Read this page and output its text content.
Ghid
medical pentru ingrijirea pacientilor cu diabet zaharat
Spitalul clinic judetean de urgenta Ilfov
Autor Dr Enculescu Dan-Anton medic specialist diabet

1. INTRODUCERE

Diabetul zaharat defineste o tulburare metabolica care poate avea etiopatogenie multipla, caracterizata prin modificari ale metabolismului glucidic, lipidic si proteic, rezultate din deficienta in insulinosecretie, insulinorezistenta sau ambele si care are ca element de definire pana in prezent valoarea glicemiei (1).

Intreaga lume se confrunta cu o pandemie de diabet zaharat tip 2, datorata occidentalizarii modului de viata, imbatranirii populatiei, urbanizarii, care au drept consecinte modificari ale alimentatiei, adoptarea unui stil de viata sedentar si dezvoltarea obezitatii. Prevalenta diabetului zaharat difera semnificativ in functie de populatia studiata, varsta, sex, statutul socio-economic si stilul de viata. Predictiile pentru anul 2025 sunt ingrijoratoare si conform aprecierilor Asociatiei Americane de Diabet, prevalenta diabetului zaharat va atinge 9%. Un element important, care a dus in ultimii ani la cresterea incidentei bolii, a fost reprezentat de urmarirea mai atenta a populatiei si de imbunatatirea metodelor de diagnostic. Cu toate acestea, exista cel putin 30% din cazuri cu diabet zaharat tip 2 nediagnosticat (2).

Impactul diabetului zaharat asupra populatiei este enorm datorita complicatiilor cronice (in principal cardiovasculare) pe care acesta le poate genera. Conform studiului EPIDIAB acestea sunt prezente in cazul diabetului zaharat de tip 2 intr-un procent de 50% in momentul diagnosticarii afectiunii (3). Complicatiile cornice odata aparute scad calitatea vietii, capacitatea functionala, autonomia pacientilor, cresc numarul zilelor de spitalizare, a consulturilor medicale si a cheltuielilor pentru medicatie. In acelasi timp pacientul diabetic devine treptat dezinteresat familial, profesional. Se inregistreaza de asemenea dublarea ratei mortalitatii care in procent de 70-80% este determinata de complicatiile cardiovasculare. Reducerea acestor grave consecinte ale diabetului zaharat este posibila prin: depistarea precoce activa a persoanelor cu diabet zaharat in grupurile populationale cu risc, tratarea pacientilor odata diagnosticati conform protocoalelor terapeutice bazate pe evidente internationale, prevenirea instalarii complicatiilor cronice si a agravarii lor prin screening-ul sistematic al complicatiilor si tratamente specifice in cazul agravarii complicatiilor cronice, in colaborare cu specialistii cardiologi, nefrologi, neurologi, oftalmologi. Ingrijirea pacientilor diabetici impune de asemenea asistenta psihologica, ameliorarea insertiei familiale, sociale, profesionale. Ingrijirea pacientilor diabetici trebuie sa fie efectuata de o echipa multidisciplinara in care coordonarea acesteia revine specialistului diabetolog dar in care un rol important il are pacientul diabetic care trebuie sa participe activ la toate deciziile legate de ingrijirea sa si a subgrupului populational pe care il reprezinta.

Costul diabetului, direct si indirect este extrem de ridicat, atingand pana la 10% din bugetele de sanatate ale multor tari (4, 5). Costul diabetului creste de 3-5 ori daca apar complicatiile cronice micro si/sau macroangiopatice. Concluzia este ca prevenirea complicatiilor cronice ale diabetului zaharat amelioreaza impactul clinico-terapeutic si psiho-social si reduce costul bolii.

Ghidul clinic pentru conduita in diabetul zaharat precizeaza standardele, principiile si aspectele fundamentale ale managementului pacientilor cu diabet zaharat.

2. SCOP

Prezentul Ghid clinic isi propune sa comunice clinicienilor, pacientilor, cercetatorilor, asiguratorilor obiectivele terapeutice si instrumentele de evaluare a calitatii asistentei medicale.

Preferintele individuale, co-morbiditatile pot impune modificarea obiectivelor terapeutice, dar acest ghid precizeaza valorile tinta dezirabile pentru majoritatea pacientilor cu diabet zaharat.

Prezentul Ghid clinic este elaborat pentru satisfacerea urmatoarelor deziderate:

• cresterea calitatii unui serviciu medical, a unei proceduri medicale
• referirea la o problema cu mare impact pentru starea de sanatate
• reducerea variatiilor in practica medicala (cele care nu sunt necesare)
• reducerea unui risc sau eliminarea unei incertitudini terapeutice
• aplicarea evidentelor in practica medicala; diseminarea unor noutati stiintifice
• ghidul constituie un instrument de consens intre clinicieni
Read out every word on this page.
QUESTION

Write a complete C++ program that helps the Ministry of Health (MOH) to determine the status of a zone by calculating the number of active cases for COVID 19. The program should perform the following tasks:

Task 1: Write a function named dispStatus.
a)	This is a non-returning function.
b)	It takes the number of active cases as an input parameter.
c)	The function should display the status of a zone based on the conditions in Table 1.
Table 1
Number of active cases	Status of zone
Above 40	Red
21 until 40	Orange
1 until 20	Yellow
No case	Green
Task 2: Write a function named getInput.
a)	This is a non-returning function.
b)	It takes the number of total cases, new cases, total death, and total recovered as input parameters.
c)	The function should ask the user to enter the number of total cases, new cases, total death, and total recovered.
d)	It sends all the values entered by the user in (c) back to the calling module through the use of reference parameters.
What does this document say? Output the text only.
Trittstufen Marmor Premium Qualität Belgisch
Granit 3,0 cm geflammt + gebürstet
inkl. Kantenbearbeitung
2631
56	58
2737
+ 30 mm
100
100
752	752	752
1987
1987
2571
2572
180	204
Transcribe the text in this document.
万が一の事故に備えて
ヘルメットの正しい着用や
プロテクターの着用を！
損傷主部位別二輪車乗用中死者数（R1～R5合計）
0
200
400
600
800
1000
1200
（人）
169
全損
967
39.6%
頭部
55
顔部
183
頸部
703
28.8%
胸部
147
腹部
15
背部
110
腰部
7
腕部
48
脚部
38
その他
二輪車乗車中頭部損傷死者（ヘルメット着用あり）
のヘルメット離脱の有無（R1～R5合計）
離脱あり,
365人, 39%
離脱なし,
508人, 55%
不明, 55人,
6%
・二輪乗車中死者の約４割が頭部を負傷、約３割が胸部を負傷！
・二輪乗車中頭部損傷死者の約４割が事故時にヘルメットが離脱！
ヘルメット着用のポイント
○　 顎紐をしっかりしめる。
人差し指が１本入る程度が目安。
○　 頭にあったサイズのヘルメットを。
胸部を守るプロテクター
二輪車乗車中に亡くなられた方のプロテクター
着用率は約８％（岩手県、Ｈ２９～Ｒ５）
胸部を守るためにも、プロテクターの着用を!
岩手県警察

────────────────────

**AIM:** Isolate the lines that hold the word "precizeaza" and copy all of them.

**REPLY:**
Ghidul clinic pentru conduita in diabetul zaharat precizeaza standardele, principiile si aspectele fundamentale ale managementului pacientilor cu diabet zaharat.
Preferintele individuale, co-morbiditatile pot impune modificarea obiectivelor terapeutice, dar acest ghid precizeaza valorile tinta dezirabile pentru majoritatea pacientilor cu diabet zaharat.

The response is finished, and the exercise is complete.